Copy out every line of the entries below verbatim, changing nothing.
────────────────────────────────────────
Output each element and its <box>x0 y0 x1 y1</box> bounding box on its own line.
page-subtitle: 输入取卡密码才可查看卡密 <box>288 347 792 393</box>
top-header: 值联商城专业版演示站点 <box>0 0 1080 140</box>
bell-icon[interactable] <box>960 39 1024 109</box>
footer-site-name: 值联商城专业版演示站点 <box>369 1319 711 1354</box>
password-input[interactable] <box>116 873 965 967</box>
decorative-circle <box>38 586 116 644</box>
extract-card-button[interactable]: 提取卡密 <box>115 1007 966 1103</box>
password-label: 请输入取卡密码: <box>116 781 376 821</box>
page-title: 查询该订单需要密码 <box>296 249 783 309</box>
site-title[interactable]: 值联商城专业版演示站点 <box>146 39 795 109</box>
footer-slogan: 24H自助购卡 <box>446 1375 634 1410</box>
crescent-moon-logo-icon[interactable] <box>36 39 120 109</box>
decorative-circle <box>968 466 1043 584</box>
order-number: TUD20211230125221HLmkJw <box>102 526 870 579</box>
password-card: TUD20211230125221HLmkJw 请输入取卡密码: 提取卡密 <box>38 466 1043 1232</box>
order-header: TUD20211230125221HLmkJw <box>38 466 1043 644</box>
────────────────────────────────────────
*SOLUTION FOR THIS TASK*:
Output each element and its <box>x0 y0 x1 y1</box> bounding box on its own line.
page-subtitle: 输入取卡密码才可查看卡密 <box>288 347 792 393</box>
top-header: 值联商城专业版演示站点 <box>0 0 1080 140</box>
bell-icon[interactable] <box>960 39 1024 109</box>
footer-site-name: 值联商城专业版演示站点 <box>369 1319 711 1354</box>
password-input[interactable] <box>116 873 965 967</box>
decorative-circle <box>38 586 116 644</box>
extract-card-button[interactable]: 提取卡密 <box>115 1007 966 1103</box>
password-label: 请输入取卡密码: <box>116 781 376 821</box>
page-title: 查询该订单需要密码 <box>296 249 783 309</box>
site-title[interactable]: 值联商城专业版演示站点 <box>146 39 795 109</box>
footer-slogan: 24H自助购卡 <box>446 1375 634 1410</box>
crescent-moon-logo-icon[interactable] <box>36 39 120 109</box>
decorative-circle <box>968 466 1043 584</box>
order-number: TUD20211230125221HLmkJw <box>102 526 870 579</box>
password-card: TUD20211230125221HLmkJw 请输入取卡密码: 提取卡密 <box>38 466 1043 1232</box>
order-header: TUD20211230125221HLmkJw <box>38 466 1043 644</box>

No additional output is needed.